> _GIVEN DATA_:
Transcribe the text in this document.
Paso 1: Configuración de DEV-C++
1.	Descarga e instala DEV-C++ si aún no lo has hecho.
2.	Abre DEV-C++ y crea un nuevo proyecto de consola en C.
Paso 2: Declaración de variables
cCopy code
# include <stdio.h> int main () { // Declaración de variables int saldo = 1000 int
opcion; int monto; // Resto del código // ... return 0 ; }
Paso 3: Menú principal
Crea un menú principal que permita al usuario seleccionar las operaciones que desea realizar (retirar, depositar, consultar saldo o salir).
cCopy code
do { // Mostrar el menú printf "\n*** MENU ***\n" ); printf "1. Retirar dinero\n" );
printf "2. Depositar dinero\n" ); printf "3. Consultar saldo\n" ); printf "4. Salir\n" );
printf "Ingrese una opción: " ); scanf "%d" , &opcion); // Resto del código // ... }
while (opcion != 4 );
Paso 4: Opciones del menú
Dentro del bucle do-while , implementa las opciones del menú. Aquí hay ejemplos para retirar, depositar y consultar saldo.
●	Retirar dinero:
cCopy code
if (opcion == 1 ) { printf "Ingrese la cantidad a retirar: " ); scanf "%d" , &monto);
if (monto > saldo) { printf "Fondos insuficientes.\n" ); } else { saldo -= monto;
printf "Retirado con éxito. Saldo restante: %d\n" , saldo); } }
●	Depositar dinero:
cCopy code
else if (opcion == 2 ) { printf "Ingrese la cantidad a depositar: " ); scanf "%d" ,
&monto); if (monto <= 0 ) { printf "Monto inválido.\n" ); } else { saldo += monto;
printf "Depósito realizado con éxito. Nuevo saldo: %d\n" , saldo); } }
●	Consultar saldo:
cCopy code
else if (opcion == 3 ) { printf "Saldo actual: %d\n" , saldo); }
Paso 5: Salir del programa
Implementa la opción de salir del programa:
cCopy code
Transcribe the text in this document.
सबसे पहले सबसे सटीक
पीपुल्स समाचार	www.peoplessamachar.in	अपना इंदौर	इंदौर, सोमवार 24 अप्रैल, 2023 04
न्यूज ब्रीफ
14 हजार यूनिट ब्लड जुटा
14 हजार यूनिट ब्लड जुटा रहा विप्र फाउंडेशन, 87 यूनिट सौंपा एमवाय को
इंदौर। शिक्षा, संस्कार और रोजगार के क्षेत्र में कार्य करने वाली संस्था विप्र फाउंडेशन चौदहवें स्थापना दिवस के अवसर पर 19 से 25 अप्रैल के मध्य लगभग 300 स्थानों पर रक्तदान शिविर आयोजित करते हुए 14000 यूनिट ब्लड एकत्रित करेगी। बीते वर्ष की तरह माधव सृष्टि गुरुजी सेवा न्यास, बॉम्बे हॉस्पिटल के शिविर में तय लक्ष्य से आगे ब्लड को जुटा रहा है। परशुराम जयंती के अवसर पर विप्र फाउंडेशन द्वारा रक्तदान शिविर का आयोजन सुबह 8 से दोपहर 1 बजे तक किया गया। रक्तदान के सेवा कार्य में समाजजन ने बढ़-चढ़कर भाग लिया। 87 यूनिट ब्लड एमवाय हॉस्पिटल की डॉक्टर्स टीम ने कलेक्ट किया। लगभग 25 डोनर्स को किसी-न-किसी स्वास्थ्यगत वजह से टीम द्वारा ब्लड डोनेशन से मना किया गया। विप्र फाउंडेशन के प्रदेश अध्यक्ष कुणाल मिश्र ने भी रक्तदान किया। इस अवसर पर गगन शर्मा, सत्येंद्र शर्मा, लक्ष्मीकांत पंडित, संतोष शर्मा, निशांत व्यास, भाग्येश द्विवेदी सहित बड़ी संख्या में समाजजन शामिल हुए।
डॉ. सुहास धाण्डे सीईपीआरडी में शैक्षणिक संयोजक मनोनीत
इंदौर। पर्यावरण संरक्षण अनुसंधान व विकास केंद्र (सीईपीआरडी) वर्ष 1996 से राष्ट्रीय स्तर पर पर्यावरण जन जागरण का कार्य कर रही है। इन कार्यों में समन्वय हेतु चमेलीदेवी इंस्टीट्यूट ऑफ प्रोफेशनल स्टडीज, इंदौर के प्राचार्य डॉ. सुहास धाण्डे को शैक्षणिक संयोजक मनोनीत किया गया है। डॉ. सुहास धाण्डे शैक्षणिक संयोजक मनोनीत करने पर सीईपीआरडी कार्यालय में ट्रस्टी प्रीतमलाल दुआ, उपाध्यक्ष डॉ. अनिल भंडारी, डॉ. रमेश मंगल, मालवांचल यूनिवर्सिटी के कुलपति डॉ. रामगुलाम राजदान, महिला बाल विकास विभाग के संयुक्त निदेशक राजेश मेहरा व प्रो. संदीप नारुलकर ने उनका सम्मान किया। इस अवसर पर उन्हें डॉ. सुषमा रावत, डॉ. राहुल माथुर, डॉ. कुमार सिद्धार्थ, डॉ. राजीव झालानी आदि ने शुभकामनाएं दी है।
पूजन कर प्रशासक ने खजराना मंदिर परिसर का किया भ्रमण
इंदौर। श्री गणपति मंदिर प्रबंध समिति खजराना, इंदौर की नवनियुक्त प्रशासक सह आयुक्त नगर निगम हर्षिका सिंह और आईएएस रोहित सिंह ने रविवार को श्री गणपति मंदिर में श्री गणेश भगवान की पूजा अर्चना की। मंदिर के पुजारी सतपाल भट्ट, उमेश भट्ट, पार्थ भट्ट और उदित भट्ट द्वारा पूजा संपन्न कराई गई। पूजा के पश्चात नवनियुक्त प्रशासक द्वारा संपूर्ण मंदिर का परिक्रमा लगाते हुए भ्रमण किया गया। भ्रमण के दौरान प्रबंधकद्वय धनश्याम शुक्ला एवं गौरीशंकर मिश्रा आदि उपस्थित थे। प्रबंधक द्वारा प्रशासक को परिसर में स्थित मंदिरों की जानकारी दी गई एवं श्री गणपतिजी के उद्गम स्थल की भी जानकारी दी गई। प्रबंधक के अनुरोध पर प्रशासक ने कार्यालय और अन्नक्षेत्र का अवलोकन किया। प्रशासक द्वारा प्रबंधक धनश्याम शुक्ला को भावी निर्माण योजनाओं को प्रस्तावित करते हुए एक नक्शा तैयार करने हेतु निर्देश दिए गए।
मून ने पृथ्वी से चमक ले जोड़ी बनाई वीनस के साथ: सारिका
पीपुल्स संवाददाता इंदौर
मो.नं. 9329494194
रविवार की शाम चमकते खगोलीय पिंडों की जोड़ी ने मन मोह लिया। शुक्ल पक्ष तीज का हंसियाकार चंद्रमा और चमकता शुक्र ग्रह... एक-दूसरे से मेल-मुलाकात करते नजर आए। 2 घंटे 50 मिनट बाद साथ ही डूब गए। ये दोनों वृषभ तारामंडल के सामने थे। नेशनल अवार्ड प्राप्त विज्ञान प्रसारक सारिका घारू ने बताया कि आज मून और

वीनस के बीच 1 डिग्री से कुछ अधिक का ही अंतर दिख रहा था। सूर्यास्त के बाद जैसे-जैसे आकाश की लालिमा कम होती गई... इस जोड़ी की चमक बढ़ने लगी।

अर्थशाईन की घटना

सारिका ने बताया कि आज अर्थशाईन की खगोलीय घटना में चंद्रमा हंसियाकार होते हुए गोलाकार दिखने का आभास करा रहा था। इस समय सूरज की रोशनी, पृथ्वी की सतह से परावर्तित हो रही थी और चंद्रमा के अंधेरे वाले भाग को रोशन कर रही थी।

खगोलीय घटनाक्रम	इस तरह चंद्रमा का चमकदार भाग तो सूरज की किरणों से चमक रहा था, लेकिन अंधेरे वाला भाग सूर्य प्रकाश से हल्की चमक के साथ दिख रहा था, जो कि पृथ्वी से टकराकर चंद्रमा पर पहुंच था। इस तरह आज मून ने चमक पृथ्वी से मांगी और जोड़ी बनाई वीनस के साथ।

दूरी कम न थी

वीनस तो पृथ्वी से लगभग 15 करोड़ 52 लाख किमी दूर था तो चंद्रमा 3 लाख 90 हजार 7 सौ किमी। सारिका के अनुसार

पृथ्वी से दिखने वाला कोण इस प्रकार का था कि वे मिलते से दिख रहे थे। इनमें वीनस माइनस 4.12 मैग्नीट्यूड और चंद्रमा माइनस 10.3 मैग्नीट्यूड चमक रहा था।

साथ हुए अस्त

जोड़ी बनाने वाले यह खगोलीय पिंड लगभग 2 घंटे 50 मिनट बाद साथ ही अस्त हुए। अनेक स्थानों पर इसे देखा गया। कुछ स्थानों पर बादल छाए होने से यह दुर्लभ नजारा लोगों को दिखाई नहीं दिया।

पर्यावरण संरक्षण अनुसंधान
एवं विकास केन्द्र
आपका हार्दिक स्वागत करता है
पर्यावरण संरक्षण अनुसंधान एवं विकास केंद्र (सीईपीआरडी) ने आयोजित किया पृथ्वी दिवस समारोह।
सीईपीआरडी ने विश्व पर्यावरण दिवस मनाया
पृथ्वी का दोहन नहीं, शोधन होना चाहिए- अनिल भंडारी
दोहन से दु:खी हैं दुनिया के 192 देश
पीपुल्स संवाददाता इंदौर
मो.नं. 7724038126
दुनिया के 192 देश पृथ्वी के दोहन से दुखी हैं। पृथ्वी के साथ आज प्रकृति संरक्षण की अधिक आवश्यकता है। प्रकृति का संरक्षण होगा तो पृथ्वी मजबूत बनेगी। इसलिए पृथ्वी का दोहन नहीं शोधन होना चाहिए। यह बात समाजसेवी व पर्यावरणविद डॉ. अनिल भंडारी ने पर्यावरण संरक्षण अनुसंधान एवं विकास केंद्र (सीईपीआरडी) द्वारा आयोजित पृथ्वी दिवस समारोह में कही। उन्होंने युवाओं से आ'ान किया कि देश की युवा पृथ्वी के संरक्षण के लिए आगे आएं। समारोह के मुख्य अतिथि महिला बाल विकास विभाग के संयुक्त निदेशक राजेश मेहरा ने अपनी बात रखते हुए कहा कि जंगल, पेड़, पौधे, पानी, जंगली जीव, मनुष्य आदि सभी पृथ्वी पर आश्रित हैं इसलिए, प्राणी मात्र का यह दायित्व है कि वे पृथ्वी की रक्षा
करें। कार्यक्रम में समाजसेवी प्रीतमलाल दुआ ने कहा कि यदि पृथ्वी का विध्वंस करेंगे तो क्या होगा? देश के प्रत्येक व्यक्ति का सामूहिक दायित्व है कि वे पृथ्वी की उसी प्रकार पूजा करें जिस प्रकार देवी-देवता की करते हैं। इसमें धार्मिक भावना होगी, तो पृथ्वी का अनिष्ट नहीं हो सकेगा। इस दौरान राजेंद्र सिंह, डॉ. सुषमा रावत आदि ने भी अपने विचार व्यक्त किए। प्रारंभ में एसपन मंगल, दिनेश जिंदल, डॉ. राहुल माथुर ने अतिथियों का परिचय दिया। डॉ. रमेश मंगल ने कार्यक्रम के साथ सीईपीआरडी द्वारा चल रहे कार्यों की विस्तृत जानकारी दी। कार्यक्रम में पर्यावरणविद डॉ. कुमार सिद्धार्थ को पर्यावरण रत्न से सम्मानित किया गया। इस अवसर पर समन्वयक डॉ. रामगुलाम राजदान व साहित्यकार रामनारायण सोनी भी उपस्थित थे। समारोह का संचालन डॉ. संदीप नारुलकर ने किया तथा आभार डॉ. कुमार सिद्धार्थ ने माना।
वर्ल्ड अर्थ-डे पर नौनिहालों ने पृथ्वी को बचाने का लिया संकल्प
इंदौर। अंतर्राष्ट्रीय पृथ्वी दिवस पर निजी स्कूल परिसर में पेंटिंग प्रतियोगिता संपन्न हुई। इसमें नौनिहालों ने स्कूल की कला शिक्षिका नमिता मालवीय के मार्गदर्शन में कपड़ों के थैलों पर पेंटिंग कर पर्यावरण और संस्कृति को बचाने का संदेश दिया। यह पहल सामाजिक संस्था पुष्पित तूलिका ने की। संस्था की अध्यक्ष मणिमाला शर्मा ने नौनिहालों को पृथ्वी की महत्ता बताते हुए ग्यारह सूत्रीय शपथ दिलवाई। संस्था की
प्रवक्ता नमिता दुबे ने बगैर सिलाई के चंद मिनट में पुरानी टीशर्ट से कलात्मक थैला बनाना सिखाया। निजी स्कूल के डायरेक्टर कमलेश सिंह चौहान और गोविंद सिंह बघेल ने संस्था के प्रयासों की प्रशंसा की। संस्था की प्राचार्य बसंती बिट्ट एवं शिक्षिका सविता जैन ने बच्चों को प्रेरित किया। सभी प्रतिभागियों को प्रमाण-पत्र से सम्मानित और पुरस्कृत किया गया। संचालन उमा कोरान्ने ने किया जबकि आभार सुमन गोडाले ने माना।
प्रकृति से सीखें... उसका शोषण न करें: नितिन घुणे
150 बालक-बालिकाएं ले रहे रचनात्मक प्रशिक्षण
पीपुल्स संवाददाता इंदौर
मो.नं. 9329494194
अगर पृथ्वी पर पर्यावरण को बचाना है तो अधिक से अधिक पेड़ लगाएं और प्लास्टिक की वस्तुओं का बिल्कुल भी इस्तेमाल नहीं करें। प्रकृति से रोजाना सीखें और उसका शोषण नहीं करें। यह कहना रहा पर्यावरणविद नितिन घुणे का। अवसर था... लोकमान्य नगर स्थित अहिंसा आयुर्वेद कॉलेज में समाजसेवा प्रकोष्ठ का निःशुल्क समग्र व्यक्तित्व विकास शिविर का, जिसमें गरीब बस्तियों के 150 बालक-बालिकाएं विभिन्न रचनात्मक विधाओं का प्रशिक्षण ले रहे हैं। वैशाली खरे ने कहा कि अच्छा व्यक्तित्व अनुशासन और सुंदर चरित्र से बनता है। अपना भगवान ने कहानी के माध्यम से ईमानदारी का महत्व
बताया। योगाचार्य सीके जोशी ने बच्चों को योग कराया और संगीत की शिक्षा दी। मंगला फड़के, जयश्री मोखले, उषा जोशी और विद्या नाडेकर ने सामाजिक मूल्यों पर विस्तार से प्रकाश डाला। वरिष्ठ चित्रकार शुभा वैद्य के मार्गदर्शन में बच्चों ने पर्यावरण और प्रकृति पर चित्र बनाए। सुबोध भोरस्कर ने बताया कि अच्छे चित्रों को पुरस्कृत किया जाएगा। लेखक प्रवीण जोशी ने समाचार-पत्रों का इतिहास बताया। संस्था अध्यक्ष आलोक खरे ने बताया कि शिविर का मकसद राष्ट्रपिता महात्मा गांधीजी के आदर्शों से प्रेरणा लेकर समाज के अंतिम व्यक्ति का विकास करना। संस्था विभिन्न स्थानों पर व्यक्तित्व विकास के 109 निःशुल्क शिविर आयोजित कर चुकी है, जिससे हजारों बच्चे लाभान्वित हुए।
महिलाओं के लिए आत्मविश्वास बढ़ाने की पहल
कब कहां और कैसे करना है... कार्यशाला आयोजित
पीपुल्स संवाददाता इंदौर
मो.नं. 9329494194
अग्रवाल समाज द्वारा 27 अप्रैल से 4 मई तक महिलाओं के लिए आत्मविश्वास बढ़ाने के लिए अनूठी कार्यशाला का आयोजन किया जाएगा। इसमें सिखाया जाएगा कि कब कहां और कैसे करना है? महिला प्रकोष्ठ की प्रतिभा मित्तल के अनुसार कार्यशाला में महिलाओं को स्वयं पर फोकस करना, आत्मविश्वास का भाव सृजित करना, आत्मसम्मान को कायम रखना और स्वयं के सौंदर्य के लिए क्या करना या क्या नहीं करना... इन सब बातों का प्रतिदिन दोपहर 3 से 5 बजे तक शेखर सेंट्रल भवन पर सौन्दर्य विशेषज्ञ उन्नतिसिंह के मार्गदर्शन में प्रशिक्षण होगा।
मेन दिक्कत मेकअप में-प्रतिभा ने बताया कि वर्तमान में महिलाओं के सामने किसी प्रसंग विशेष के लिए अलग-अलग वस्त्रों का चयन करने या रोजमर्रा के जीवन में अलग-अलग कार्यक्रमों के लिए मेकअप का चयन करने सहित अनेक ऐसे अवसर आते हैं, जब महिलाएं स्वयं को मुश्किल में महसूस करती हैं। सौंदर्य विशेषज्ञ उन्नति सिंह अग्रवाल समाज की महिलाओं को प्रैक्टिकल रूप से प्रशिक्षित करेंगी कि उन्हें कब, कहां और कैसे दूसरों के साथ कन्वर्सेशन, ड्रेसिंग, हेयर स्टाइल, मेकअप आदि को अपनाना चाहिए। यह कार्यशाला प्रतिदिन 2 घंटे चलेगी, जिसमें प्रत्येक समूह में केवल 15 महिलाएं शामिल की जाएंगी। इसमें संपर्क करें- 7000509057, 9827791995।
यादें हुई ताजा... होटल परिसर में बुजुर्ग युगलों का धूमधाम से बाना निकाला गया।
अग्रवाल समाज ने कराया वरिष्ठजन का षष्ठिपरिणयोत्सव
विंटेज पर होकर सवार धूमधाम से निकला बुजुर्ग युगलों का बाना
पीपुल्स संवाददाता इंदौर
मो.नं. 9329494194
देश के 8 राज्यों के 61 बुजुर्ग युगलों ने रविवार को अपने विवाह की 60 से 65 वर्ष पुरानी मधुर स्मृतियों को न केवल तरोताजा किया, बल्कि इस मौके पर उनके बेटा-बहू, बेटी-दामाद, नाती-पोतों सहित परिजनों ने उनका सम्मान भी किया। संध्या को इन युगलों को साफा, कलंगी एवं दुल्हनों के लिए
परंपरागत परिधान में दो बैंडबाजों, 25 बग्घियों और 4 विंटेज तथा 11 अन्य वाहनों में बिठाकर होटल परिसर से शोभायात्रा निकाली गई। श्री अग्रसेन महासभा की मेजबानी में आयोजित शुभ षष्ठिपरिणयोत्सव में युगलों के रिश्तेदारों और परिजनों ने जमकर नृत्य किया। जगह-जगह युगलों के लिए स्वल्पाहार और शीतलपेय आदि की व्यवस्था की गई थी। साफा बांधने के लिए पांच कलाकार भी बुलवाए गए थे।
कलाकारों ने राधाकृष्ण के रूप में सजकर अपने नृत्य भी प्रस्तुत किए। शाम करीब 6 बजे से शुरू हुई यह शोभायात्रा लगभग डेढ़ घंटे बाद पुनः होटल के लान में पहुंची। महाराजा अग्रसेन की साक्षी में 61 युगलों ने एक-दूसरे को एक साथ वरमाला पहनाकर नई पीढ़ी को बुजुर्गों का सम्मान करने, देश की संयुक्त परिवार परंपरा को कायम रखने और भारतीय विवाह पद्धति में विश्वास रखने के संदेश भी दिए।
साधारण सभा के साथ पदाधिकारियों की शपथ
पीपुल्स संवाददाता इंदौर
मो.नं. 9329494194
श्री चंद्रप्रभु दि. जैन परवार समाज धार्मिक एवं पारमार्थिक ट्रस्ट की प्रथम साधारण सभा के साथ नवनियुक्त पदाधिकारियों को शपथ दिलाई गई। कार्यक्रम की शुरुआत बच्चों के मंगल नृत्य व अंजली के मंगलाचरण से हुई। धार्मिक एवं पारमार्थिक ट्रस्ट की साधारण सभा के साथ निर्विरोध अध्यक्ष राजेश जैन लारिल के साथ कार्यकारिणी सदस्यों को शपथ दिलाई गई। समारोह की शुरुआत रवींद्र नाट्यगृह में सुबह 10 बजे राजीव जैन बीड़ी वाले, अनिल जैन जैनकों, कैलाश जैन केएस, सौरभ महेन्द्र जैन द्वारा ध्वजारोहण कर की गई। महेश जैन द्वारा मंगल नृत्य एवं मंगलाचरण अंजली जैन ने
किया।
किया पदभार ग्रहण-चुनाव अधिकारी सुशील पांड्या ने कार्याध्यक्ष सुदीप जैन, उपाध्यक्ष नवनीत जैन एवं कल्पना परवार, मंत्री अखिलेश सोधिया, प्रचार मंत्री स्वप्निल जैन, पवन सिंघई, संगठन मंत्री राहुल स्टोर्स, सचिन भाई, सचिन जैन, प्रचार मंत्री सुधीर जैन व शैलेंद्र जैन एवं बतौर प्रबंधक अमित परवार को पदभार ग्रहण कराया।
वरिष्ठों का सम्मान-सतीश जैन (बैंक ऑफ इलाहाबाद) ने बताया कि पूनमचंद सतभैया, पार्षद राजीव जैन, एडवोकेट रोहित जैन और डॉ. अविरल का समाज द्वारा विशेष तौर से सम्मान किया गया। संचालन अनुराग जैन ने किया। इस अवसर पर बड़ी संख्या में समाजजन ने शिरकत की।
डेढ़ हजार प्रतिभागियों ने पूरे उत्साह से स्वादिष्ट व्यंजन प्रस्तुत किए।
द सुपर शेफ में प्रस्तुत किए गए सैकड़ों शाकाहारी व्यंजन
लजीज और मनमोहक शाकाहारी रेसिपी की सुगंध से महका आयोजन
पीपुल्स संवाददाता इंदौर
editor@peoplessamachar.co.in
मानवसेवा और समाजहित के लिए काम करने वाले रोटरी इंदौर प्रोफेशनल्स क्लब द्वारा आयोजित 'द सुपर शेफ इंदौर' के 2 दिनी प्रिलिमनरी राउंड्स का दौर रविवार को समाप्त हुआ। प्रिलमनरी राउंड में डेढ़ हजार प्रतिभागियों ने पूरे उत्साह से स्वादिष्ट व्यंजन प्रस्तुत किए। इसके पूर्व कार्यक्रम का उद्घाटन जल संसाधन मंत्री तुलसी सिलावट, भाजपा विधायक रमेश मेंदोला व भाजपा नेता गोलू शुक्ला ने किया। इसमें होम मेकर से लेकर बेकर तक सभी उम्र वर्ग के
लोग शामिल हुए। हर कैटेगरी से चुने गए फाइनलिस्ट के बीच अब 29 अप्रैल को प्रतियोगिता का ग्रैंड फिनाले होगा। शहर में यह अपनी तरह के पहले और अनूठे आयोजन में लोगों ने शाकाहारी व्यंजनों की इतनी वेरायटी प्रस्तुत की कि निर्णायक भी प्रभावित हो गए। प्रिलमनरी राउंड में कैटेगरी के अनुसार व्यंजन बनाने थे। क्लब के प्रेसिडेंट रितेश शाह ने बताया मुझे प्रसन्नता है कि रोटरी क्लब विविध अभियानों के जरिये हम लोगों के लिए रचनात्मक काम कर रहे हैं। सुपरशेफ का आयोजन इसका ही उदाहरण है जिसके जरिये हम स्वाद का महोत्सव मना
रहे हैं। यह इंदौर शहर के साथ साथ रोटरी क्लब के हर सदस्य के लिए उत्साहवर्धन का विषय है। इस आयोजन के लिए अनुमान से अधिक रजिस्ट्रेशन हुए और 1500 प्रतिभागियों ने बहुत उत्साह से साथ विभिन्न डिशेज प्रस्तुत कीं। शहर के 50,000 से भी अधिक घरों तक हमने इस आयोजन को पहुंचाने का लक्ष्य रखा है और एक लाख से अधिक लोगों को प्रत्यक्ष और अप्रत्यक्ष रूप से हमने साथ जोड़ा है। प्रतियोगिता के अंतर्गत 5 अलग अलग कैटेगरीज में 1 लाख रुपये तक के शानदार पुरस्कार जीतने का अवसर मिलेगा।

> _REQUEST_: Read through the entries and copy each line in which "principal" appears.

> _EXERCISE OUTPUT_:
Paso 3: Menú principal
Crea un menú principal que permita al usuario seleccionar las operaciones que desea realizar (retirar, depositar, consultar saldo o salir).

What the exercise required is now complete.